## POLECENIE
Zaktualizuj wiersze wykazu od wiersza z „detect and localize” do wiersza z „data-point[interactable] — [403, 673, 407, 678]”, zamieniając „Gmail” na „Correo” i nie zmieniając niczego poza tym. Podaj wyłącznie te wiersze.

## DANE WEJŚCIOWE
========================
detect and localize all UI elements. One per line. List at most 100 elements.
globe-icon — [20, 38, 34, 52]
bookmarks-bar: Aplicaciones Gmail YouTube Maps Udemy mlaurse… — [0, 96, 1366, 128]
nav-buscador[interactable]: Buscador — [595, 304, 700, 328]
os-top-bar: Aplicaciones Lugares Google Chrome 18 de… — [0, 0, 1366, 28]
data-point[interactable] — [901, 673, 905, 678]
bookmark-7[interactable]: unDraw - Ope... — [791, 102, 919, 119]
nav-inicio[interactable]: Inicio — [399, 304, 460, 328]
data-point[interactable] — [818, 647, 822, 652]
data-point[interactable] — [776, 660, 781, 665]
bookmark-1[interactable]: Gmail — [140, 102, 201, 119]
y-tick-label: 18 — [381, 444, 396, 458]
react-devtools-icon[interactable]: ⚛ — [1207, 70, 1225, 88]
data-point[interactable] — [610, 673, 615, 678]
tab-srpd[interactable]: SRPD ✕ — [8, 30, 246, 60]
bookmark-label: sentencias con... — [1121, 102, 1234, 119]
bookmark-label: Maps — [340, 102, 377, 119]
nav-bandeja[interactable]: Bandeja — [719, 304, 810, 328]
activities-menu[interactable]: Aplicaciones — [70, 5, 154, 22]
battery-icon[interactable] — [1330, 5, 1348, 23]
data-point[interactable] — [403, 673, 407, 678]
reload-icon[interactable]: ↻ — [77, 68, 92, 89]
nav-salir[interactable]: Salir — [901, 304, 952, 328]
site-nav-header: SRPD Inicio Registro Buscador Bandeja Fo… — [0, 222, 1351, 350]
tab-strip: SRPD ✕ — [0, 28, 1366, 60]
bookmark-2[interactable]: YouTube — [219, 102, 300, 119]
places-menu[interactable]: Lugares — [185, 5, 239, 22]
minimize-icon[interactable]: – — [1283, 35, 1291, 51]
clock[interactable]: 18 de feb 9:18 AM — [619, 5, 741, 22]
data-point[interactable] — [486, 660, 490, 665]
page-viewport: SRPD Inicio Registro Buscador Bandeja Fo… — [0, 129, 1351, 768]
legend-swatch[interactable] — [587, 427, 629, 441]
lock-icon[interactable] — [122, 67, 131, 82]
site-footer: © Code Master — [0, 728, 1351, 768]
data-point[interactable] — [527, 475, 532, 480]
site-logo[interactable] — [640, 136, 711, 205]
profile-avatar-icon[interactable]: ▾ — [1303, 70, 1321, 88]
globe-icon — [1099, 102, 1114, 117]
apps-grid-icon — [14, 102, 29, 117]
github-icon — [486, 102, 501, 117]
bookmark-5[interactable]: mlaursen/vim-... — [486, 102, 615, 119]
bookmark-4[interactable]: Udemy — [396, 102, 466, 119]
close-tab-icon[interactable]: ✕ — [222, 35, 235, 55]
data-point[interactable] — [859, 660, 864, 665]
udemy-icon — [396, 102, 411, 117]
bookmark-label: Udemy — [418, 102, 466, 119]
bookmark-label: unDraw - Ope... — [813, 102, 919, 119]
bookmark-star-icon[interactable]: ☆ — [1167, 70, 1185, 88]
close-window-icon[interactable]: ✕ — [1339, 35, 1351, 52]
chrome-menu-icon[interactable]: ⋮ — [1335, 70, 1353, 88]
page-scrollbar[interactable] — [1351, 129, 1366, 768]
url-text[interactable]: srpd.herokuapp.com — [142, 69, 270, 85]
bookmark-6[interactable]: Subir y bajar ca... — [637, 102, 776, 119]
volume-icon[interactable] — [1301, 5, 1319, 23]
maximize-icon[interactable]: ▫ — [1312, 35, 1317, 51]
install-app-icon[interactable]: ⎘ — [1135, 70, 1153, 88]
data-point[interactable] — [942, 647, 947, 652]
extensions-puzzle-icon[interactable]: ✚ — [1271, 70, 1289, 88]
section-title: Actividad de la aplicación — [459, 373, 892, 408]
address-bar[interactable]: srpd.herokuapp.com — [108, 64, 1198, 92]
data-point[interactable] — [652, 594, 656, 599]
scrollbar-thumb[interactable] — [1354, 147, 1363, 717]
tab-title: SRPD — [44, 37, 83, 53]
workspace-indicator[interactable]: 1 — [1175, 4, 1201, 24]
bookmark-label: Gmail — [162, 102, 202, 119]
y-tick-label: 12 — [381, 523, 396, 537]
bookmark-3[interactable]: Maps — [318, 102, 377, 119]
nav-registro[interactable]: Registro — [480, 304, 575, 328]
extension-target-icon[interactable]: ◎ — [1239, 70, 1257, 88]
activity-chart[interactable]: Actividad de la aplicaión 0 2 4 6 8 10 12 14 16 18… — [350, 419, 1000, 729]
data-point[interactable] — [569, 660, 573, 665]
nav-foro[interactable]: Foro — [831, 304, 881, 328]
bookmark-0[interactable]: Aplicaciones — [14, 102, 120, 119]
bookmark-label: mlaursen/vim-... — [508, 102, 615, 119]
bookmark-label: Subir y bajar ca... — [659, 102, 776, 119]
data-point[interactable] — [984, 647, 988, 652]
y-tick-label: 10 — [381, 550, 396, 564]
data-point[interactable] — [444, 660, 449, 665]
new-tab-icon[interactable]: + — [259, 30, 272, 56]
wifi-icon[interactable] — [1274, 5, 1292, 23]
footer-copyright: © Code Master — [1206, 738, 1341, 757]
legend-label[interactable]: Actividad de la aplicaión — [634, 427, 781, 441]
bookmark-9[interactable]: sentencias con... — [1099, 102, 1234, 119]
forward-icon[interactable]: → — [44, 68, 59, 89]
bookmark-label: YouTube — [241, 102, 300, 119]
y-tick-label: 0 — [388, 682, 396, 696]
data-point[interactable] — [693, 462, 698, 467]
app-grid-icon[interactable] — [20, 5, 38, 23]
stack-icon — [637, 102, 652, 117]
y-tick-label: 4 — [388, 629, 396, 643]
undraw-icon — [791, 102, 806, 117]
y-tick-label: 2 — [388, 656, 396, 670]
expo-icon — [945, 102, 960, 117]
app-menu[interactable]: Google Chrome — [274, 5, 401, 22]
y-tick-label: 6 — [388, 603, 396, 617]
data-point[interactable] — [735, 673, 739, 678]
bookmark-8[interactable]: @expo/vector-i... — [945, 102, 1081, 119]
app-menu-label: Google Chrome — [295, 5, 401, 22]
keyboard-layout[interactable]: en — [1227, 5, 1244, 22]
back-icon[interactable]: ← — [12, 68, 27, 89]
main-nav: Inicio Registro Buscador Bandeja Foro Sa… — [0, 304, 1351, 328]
========================
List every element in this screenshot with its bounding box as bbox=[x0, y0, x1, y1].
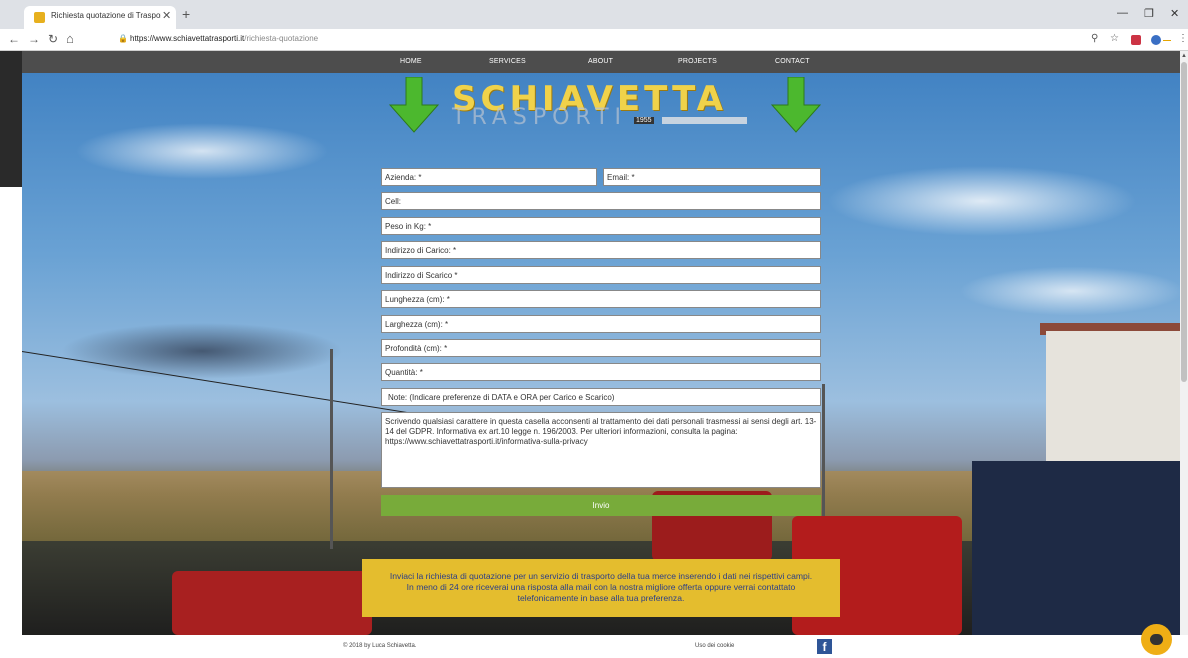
========================
## ROZWIĄZANIE ZADANIA
detect and localize all UI elements. One per line. List at most 100 elements.
globe-icon — [20, 38, 34, 52]
bookmarks-bar: Aplicaciones Correo YouTube Maps Udemy mlaurse… — [0, 96, 1366, 128]
nav-buscador[interactable]: Buscador — [595, 304, 700, 328]
os-top-bar: Aplicaciones Lugares Google Chrome 18 de… — [0, 0, 1366, 28]
data-point[interactable] — [901, 673, 905, 678]
bookmark-7[interactable]: unDraw - Ope... — [791, 102, 919, 119]
nav-inicio[interactable]: Inicio — [399, 304, 460, 328]
data-point[interactable] — [818, 647, 822, 652]
data-point[interactable] — [776, 660, 781, 665]
bookmark-1[interactable]: Correo — [140, 102, 201, 119]
y-tick-label: 18 — [381, 444, 396, 458]
react-devtools-icon[interactable]: ⚛ — [1207, 70, 1225, 88]
data-point[interactable] — [610, 673, 615, 678]
tab-srpd[interactable]: SRPD ✕ — [8, 30, 246, 60]
bookmark-label: sentencias con... — [1121, 102, 1234, 119]
bookmark-label: Maps — [340, 102, 377, 119]
nav-bandeja[interactable]: Bandeja — [719, 304, 810, 328]
activities-menu[interactable]: Aplicaciones — [70, 5, 154, 22]
battery-icon[interactable] — [1330, 5, 1348, 23]
data-point[interactable] — [403, 673, 407, 678]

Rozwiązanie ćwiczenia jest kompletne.